▶ **What you should do**: Please reproduce every one of the entries below word for word, one line at a time and in the same order.

========================

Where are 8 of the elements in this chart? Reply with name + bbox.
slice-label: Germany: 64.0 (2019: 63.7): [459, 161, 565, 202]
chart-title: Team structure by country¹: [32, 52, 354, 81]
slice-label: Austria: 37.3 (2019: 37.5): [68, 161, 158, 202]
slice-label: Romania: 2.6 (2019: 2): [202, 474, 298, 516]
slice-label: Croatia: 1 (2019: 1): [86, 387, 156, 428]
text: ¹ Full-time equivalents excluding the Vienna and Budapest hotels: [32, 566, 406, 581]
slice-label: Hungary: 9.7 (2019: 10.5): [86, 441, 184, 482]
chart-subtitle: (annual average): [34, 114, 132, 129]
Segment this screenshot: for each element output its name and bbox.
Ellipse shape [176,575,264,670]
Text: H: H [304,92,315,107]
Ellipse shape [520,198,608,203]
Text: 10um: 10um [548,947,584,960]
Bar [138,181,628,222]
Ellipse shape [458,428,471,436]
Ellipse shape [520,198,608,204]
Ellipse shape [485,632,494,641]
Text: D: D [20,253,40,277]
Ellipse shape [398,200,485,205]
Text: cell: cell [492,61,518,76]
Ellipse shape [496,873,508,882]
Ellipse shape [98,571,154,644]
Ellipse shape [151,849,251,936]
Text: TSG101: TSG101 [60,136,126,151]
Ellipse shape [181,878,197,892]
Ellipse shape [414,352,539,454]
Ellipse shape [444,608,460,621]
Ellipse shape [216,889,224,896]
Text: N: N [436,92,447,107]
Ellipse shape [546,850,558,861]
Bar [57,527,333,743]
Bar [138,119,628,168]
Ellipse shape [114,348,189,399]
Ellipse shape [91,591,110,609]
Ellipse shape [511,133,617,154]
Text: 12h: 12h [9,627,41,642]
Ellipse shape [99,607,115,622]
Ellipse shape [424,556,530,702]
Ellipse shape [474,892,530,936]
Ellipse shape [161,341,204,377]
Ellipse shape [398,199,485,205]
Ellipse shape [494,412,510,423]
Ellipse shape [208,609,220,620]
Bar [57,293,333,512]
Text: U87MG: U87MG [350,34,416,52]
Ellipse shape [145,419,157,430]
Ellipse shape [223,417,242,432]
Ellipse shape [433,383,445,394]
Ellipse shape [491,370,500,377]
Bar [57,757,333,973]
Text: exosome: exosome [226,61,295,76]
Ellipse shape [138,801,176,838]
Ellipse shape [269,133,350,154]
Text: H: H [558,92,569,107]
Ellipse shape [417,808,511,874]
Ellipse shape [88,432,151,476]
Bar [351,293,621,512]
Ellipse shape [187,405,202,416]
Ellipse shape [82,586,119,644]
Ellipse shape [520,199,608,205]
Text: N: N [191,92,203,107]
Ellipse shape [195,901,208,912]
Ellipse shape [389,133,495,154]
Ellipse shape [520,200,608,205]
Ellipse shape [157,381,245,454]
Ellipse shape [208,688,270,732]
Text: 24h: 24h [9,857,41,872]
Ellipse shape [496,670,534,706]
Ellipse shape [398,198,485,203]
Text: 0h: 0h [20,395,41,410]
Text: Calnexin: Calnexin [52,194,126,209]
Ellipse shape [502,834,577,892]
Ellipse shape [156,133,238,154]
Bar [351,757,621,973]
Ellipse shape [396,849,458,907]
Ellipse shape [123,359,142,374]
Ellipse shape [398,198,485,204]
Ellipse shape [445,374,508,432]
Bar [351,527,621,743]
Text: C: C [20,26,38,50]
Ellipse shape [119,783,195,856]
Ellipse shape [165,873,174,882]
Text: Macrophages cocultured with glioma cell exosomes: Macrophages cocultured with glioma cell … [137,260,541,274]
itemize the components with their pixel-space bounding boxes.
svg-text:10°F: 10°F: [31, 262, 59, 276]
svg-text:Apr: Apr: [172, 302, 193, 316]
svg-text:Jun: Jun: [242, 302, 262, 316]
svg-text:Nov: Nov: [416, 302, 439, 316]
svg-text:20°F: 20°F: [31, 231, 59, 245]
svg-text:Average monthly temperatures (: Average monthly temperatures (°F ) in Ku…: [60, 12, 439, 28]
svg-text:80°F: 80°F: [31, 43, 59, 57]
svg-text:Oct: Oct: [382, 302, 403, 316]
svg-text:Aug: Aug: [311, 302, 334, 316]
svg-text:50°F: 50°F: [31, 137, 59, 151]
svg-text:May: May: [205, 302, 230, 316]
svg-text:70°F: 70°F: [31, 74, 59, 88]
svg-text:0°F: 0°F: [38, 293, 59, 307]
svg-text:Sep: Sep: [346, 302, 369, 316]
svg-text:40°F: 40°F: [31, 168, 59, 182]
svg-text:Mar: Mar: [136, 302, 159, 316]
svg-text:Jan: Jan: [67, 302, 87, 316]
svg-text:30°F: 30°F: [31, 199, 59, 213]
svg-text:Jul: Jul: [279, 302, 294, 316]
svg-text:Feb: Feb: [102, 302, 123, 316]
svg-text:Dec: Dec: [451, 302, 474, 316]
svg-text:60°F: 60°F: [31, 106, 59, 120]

========================

▶ **Task result**:
Where are 8 of the elements in this chart? Reply with name + bbox.
slice-label: Germany: 64.0 (2019: 63.7): [459, 161, 565, 202]
chart-title: Team structure by country¹: [32, 52, 354, 81]
slice-label: Austria: 37.3 (2019: 37.5): [68, 161, 158, 202]
slice-label: Romania: 2.6 (2019: 2): [202, 474, 298, 516]
slice-label: Croatia: 1 (2019: 1): [86, 387, 156, 428]
text: ¹ Full-time equivalents excluding the Vienna and Budapest hotels: [32, 566, 406, 581]
slice-label: Hungary: 9.7 (2019: 10.5): [86, 441, 184, 482]
chart-subtitle: (annual average): [34, 114, 132, 129]
Segment this screenshot: for each element output its name and bbox.
Ellipse shape [176,575,264,670]
Text: H: H [304,92,315,107]
Ellipse shape [520,198,608,203]
Text: 10um: 10um [548,947,584,960]
Bar [138,181,628,222]
Ellipse shape [458,428,471,436]
Ellipse shape [520,198,608,204]
Ellipse shape [485,632,494,641]
Text: D: D [20,253,40,277]
Ellipse shape [398,200,485,205]
Text: cell: cell [492,61,518,76]
Ellipse shape [496,873,508,882]
Ellipse shape [98,571,154,644]
Ellipse shape [151,849,251,936]
Text: TSG101: TSG101 [60,136,126,151]
Ellipse shape [181,878,197,892]
Ellipse shape [414,352,539,454]
Ellipse shape [444,608,460,621]
Ellipse shape [216,889,224,896]
Text: N: N [436,92,447,107]
Ellipse shape [546,850,558,861]
Bar [57,527,333,743]
Bar [138,119,628,168]
Ellipse shape [114,348,189,399]
Ellipse shape [91,591,110,609]
Ellipse shape [511,133,617,154]
Text: 12h: 12h [9,627,41,642]
Ellipse shape [99,607,115,622]
Ellipse shape [424,556,530,702]
Ellipse shape [474,892,530,936]
Ellipse shape [161,341,204,377]
Ellipse shape [398,199,485,205]
Ellipse shape [494,412,510,423]
Ellipse shape [208,609,220,620]
Bar [57,293,333,512]
Text: U87MG: U87MG [350,34,416,52]
Ellipse shape [145,419,157,430]
Ellipse shape [223,417,242,432]
Ellipse shape [433,383,445,394]
Ellipse shape [491,370,500,377]
Bar [57,757,333,973]
Text: exosome: exosome [226,61,295,76]
Ellipse shape [138,801,176,838]
Ellipse shape [269,133,350,154]
Text: H: H [558,92,569,107]
Ellipse shape [417,808,511,874]
Ellipse shape [88,432,151,476]
Bar [351,293,621,512]
Ellipse shape [187,405,202,416]
Ellipse shape [82,586,119,644]
Ellipse shape [520,199,608,205]
Text: N: N [191,92,203,107]
Ellipse shape [195,901,208,912]
Ellipse shape [389,133,495,154]
Ellipse shape [520,200,608,205]
Ellipse shape [157,381,245,454]
Ellipse shape [208,688,270,732]
Text: 24h: 24h [9,857,41,872]
Ellipse shape [496,670,534,706]
Ellipse shape [398,198,485,203]
Text: 0h: 0h [20,395,41,410]
Text: Calnexin: Calnexin [52,194,126,209]
Ellipse shape [502,834,577,892]
Ellipse shape [156,133,238,154]
Bar [351,757,621,973]
Ellipse shape [396,849,458,907]
Ellipse shape [123,359,142,374]
Ellipse shape [398,198,485,204]
Ellipse shape [445,374,508,432]
Bar [351,527,621,743]
Text: C: C [20,26,38,50]
Ellipse shape [119,783,195,856]
Ellipse shape [165,873,174,882]
Text: Macrophages cocultured with glioma cell exosomes: Macrophages cocultured with glioma cell … [137,260,541,274]
itemize the components with their pixel-space bounding boxes.
svg-text:10°F: 10°F: [31, 262, 59, 276]
svg-text:Apr: Apr: [172, 302, 193, 316]
svg-text:Jun: Jun: [242, 302, 262, 316]
svg-text:Nov: Nov: [416, 302, 439, 316]
svg-text:20°F: 20°F: [31, 231, 59, 245]
svg-text:Average monthly temperatures (: Average monthly temperatures (°F ) in Ku…: [60, 12, 439, 28]
svg-text:80°F: 80°F: [31, 43, 59, 57]
svg-text:Oct: Oct: [382, 302, 403, 316]
svg-text:Aug: Aug: [311, 302, 334, 316]
svg-text:50°F: 50°F: [31, 137, 59, 151]
svg-text:May: May: [205, 302, 230, 316]
svg-text:70°F: 70°F: [31, 74, 59, 88]
svg-text:0°F: 0°F: [38, 293, 59, 307]
svg-text:Sep: Sep: [346, 302, 369, 316]
svg-text:40°F: 40°F: [31, 168, 59, 182]
svg-text:Mar: Mar: [136, 302, 159, 316]
svg-text:Jan: Jan: [67, 302, 87, 316]
svg-text:30°F: 30°F: [31, 199, 59, 213]
svg-text:Jul: Jul: [279, 302, 294, 316]
svg-text:Feb: Feb: [102, 302, 123, 316]
svg-text:Dec: Dec: [451, 302, 474, 316]
svg-text:60°F: 60°F: [31, 106, 59, 120]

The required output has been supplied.